* What the exercise asks *
Every line that holds "this" should be shown.

-=-=-=-=-

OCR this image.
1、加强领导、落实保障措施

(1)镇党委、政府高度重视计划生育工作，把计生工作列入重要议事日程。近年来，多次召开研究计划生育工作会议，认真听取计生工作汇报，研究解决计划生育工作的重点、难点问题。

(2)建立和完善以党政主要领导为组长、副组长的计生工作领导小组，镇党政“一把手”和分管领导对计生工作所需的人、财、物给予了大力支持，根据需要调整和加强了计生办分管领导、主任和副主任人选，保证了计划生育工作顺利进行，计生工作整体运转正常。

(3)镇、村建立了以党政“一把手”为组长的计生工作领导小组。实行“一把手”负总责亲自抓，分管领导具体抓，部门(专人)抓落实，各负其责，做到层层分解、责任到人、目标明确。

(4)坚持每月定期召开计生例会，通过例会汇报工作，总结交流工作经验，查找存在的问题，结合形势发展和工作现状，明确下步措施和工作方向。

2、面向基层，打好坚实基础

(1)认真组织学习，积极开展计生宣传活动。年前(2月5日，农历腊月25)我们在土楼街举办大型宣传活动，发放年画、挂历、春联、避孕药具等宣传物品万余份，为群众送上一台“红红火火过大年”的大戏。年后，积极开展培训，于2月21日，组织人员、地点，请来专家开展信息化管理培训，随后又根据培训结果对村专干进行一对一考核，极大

-=-=-=-=-

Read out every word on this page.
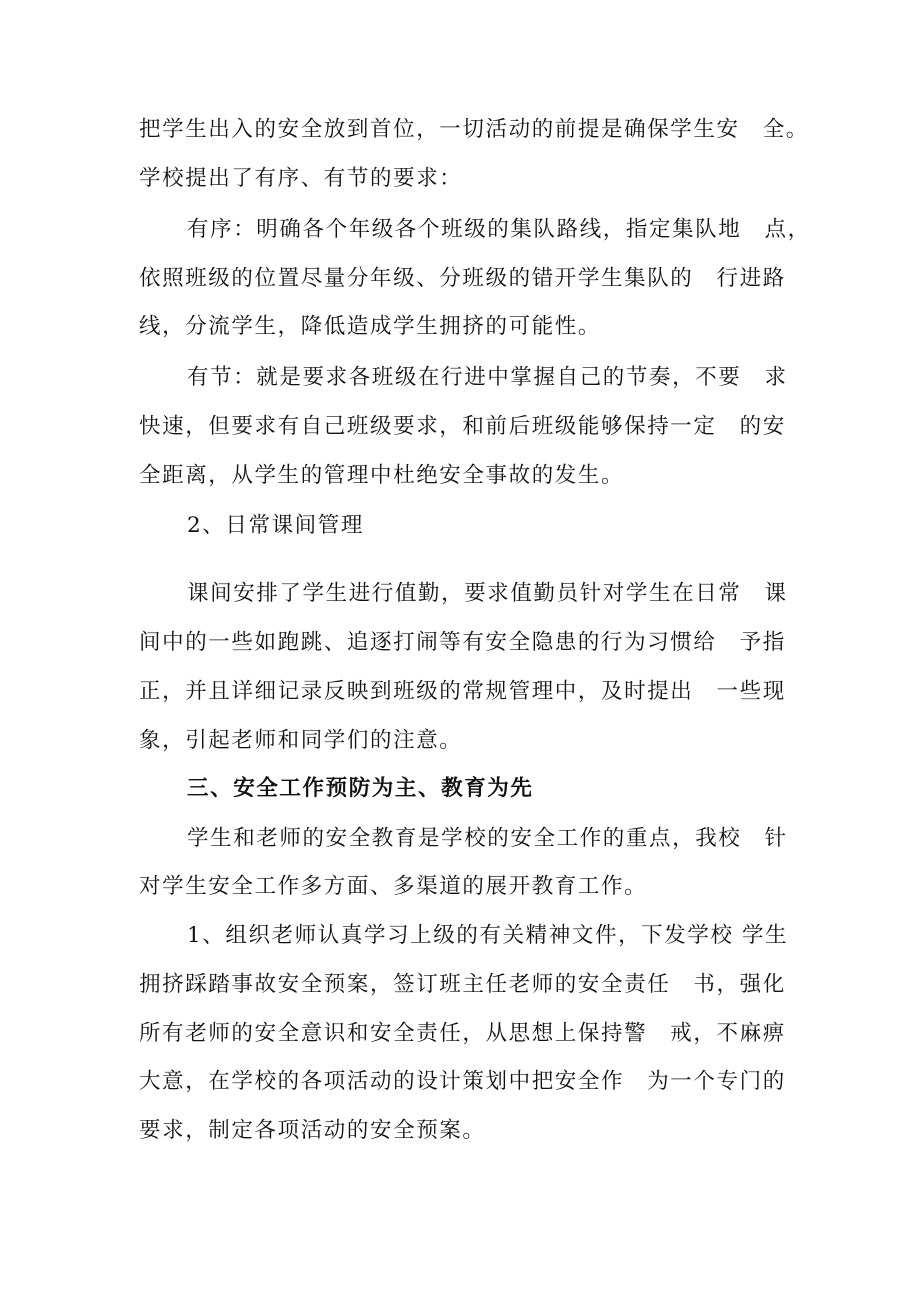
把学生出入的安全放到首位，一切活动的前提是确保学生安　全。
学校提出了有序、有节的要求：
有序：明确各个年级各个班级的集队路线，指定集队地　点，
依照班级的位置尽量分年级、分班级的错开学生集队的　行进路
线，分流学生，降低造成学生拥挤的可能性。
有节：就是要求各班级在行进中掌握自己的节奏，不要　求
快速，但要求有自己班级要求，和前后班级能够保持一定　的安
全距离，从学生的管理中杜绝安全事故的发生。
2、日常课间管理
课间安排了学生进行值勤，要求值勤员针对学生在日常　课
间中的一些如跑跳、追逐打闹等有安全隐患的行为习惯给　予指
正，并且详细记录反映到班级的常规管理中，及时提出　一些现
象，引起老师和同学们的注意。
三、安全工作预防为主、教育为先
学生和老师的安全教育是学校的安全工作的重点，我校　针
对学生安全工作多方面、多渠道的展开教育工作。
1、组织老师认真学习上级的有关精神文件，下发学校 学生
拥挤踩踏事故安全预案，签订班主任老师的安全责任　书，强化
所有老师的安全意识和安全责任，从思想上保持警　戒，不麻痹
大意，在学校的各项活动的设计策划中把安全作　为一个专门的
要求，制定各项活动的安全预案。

-=-=-=-=-

* Task output *
OCR this image.
Read out every word on this page.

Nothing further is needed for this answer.